### What you will do
Copy every line of the data that includes the string "elements".

(Records contained in a dataset)
--- begin ---
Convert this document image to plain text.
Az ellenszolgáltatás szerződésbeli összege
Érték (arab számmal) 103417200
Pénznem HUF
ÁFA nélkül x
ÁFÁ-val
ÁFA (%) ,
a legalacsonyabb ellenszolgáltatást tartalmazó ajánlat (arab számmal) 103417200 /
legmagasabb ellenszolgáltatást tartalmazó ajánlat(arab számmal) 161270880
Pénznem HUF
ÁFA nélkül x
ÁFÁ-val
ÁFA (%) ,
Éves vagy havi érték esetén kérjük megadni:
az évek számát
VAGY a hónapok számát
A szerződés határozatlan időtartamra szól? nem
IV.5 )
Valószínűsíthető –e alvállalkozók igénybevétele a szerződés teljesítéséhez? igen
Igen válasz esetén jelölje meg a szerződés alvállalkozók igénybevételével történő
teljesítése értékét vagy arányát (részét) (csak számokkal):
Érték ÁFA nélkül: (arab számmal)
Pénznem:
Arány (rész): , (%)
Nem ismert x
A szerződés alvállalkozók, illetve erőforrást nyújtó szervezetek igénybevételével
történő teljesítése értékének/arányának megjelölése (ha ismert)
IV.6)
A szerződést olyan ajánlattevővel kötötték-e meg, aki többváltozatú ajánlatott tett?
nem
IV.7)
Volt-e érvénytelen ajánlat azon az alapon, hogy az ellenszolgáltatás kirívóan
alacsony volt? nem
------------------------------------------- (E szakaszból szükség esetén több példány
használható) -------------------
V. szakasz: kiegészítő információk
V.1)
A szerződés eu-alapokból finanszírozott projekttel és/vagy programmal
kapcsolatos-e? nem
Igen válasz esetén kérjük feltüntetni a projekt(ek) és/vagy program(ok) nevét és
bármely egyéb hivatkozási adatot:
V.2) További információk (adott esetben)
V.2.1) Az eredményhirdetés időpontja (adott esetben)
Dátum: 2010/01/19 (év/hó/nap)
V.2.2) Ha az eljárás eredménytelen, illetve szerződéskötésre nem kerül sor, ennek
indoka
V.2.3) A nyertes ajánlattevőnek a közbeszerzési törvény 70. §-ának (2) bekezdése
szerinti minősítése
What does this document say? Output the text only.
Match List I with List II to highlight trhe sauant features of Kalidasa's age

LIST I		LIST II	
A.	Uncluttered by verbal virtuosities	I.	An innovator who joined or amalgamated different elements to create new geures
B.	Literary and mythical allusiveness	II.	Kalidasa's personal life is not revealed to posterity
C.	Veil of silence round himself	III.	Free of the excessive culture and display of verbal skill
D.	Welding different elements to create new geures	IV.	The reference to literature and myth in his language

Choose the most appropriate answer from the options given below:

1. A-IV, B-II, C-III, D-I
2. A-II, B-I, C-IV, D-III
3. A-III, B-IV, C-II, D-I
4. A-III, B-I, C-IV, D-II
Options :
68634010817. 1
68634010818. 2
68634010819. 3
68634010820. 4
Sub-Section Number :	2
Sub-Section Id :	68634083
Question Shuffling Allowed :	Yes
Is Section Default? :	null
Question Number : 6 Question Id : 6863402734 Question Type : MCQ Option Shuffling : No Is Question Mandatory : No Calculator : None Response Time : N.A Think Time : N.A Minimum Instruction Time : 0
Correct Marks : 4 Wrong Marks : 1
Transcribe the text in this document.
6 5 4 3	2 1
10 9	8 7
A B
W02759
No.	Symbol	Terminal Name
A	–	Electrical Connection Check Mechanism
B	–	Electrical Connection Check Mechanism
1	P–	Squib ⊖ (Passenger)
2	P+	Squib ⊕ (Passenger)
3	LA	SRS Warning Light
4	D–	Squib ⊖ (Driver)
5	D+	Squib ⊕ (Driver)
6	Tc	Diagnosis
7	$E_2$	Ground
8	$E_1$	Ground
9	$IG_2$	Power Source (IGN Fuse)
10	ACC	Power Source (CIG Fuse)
--- end ---
### Response for this exercise
A.	Uncluttered by verbal virtuosities	I.	An innovator who joined or amalgamated different elements to create new geures
D.	Welding different elements to create new geures	IV.	The reference to literature and myth in his language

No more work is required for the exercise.